WRITTEN TASK — Among the lines below, count those containing the word "than". Give the number only.

INFORMATION SUPPLIED —
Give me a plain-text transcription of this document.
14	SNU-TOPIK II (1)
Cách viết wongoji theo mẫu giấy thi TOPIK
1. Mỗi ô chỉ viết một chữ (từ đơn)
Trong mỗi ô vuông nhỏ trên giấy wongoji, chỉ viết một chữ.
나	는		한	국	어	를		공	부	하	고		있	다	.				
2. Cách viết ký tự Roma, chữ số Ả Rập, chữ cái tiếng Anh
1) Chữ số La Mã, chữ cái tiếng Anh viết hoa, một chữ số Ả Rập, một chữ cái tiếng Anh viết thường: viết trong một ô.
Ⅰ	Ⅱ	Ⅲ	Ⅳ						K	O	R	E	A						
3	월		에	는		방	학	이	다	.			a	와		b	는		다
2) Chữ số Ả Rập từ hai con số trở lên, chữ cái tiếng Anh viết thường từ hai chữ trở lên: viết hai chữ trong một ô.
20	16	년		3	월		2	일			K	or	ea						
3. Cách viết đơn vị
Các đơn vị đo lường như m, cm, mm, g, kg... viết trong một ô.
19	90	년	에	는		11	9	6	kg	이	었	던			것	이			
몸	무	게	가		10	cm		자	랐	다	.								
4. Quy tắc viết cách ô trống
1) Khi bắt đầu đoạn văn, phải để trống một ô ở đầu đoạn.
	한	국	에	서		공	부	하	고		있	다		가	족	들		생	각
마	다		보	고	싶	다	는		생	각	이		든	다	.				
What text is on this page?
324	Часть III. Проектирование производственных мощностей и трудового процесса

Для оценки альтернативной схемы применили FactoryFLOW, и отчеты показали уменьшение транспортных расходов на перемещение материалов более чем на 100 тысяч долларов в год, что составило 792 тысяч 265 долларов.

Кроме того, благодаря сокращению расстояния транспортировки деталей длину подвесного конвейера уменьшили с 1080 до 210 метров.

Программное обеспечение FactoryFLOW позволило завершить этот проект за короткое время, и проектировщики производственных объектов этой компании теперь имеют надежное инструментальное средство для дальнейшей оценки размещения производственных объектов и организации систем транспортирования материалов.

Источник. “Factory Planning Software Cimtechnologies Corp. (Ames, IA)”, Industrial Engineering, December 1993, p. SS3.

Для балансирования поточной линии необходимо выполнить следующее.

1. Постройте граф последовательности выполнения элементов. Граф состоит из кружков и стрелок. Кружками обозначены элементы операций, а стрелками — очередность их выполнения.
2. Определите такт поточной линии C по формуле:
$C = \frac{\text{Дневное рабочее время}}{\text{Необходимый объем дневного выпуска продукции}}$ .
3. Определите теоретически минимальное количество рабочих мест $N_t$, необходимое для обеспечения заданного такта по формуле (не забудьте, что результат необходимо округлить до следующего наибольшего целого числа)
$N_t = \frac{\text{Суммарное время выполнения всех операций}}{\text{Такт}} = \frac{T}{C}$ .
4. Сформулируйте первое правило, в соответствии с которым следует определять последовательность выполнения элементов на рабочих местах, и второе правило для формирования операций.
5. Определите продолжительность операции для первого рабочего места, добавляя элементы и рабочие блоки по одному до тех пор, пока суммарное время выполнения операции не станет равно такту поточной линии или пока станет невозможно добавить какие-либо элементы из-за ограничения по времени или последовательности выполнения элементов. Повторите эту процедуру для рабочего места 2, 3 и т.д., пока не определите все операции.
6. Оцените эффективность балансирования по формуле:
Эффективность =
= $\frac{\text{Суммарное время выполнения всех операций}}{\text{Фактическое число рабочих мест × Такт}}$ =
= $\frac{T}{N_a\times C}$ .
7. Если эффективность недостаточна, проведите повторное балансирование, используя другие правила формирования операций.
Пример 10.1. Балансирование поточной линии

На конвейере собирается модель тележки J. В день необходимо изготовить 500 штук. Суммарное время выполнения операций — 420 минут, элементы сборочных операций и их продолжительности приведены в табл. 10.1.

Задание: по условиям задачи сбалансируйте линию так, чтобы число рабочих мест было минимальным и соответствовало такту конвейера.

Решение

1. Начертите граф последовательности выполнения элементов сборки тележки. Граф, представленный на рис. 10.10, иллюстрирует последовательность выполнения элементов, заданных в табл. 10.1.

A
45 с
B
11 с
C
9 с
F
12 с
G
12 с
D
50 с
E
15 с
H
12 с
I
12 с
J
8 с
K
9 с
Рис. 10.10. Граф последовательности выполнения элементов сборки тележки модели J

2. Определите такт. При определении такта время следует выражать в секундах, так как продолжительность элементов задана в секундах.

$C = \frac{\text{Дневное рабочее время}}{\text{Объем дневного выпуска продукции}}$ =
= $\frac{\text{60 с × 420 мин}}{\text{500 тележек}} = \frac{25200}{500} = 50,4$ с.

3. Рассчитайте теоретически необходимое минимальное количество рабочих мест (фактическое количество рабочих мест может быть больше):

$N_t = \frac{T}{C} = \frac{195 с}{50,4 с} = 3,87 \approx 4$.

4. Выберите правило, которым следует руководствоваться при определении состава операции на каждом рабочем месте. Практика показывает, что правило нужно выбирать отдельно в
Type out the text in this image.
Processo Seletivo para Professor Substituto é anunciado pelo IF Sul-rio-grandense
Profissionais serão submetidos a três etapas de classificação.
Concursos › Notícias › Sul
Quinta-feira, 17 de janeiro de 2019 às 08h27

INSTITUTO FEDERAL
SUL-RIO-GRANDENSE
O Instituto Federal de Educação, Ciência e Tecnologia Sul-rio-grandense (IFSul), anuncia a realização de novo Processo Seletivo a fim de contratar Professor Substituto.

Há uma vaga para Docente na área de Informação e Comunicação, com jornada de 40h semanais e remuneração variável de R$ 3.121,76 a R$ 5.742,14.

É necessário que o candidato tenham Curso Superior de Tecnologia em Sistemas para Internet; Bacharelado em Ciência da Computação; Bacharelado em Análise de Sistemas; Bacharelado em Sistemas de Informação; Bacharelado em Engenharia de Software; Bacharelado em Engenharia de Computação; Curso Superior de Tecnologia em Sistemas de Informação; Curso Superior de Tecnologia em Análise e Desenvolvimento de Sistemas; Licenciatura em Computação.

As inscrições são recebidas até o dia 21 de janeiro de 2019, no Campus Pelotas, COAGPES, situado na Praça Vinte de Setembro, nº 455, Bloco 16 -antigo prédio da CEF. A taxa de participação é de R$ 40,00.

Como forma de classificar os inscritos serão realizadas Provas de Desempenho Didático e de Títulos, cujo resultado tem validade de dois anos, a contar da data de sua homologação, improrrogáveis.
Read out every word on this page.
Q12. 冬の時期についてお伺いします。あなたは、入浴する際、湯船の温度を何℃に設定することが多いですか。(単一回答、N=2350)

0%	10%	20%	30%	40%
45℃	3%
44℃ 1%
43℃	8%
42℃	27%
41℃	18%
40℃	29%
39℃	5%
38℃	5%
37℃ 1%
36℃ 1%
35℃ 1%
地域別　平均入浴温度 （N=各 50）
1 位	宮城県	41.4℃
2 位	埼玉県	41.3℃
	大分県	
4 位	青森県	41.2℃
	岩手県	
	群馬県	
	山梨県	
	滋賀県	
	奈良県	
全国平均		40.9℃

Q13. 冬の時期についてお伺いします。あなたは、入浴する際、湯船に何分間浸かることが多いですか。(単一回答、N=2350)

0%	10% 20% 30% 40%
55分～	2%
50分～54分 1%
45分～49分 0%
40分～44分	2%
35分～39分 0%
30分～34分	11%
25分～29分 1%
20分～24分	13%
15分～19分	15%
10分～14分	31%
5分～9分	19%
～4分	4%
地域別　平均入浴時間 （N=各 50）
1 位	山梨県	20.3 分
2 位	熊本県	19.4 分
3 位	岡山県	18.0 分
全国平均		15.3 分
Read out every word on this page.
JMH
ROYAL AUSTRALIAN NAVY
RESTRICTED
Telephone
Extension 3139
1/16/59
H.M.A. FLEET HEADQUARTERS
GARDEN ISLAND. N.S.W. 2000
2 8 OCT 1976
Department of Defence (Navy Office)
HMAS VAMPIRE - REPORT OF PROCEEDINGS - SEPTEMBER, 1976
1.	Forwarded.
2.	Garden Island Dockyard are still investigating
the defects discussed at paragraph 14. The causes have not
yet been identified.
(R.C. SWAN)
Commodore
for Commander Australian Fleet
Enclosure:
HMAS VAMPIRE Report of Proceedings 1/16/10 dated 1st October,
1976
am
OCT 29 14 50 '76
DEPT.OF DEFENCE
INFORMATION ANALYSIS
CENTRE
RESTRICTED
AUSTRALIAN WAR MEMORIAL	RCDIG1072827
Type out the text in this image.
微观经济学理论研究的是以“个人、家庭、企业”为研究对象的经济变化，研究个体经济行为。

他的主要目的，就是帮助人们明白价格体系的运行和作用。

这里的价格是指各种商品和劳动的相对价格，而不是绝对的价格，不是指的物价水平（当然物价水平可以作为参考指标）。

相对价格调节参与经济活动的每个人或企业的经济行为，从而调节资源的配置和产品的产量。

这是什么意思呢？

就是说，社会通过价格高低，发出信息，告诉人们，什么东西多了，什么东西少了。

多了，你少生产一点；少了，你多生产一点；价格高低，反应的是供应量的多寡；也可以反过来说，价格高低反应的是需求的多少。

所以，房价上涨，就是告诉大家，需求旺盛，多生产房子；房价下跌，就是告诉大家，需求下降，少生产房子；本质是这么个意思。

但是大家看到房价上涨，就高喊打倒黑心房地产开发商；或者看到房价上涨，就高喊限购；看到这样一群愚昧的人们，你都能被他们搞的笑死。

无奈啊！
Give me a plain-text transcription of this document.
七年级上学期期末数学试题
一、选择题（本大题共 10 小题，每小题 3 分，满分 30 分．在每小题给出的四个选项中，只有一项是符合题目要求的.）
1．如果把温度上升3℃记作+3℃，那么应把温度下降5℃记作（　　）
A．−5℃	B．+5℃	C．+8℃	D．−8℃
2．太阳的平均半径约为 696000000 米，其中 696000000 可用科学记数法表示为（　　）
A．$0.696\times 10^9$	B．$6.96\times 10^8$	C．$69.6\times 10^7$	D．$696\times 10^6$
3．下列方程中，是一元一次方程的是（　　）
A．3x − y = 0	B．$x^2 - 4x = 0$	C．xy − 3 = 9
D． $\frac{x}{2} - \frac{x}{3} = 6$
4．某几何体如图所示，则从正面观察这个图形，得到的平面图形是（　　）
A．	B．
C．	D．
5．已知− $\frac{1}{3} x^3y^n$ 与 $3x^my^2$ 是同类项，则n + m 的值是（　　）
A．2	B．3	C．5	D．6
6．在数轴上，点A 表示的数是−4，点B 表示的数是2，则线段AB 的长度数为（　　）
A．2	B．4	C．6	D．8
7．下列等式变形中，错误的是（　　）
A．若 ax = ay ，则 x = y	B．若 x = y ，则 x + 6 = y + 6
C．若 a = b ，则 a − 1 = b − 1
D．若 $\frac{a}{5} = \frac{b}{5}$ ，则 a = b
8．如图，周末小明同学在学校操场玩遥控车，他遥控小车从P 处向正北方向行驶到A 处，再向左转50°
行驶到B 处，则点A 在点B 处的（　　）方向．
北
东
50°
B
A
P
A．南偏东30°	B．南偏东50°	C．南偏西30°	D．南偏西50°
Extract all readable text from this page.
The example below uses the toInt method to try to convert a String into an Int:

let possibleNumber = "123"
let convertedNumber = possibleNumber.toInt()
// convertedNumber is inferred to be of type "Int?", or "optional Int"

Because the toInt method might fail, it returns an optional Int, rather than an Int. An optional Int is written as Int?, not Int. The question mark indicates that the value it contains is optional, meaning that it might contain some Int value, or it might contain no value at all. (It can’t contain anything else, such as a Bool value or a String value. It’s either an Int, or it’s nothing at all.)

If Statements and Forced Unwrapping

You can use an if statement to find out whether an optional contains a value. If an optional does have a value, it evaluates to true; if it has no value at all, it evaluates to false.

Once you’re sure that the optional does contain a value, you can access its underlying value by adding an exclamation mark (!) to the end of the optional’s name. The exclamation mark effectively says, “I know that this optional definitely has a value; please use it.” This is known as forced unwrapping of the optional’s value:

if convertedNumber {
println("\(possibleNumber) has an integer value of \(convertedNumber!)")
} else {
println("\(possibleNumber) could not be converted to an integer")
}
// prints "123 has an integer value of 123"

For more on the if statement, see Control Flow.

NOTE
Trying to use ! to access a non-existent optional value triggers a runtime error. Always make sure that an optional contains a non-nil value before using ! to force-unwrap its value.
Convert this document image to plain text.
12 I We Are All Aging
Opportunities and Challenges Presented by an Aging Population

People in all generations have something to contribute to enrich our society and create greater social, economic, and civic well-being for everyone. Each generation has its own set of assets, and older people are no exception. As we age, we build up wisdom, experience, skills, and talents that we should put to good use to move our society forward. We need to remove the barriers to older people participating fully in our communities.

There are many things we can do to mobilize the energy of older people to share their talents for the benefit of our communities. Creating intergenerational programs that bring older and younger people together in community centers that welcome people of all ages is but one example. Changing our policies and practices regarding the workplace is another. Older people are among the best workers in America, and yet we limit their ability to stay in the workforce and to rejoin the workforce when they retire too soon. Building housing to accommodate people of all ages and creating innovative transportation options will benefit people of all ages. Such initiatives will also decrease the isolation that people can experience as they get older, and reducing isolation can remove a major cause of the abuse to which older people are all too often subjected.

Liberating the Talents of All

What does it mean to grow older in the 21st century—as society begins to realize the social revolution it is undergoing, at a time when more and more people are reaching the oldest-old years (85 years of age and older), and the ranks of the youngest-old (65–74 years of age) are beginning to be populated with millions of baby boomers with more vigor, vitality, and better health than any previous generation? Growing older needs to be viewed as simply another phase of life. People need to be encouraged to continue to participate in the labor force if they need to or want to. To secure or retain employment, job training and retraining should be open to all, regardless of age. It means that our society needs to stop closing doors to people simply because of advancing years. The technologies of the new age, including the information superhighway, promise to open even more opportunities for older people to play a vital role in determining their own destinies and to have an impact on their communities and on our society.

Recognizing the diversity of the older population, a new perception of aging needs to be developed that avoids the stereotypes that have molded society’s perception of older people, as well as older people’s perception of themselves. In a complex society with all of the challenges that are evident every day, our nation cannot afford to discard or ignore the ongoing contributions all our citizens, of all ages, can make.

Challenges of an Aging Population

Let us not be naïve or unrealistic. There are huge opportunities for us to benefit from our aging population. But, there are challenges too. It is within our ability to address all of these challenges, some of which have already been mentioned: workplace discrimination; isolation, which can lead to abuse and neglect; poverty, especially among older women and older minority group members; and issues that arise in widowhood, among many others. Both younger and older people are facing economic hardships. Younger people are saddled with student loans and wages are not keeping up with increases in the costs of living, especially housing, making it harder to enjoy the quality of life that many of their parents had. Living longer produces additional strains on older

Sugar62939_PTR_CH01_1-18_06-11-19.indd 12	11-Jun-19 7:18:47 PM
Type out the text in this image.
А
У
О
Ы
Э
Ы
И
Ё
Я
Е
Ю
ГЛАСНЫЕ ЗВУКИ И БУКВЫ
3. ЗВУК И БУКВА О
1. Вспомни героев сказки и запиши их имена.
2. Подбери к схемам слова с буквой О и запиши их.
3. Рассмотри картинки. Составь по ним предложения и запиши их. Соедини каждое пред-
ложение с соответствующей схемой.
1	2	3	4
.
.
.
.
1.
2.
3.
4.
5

FULL SOLUTION — 2